• [Enunciado]: En el fragmento sobre la búsqueda de brazaletes en la rambla, explique en una a tres oraciones por qué se suponía que las piezas, de proceder de ese lugar, debían encontrarse en la capa situada bajo las gravas más profundas.

• [Fragmento de lectura]:
+ + + + + + +

VII, A), que presumíamos habrían de ser dilatados, dada la longitud de
la rambla y el gran espesor de los aluviones en algunos puntos, aparte,
claro está, de que no teníamos plena seguridad de que fuera aquél el
verdadero lugar de procedencia de las piezas recuperadas, a pesar de
los informes. Pensamos no obstante que, si en verdad lo fuera, los
brazaletes debían encontrarse en la capa inferior a la de las gravas
más profundas, ya que claramente podía observarse que éstas se habían
ido depositando en sucesivas avenidas de las aguas y los brazaletes
aparecidos no presentaban indicios de largos arrastres, poco probables
además en el caso del ejemplar recogido al gitano Contreras, cuyo peso
era bastante superior al de los menudos guijarros arrastrados por la
corriente. La labor que nos impusimos al principio fue la de remover en
toda su anchura las capas de gravas hasta su contacto con las arcillas
rojas del subsuelo, ya que, de momento, no creímos necesario el
tamizado de las tierras removidas. Tres horas se emplearon en explorar
de este modo unos treinta metros cuadrados y el resultado fue
totalmente negativo.

+ + + + + + +

• [Registros proporcionados]:
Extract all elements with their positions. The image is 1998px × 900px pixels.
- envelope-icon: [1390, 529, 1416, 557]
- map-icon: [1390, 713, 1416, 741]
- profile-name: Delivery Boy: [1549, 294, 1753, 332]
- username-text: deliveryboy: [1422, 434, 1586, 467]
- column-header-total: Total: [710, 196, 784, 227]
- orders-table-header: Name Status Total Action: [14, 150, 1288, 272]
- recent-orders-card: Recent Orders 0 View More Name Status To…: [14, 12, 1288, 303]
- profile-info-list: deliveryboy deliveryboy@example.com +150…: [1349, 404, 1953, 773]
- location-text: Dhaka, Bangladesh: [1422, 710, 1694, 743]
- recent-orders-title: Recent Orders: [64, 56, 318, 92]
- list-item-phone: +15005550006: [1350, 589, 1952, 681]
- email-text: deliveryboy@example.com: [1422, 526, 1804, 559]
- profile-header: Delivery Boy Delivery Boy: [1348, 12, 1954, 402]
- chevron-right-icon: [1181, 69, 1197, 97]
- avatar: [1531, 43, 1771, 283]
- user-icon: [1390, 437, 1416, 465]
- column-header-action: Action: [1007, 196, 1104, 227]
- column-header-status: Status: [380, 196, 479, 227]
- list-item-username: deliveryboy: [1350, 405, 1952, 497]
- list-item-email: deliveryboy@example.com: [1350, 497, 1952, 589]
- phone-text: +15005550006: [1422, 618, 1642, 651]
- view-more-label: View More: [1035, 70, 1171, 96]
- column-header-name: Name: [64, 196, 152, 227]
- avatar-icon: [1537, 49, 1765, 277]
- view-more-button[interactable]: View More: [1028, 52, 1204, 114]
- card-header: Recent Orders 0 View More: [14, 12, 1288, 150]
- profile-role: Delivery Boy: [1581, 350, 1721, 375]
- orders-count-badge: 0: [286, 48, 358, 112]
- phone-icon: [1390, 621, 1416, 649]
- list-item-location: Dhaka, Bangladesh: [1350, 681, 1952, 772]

+ + + + + + +

• [Respuesta]: Se observaba con claridad que las gravas se habían ido depositando en sucesivas avenidas de las aguas, mientras que los brazaletes hallados no mostraban indicios de largos arrastres. Además, ese arrastre resultaba poco probable en el ejemplar recogido a Contreras, cuyo peso superaba con creces el de los menudos guijarros que transportaba la corriente.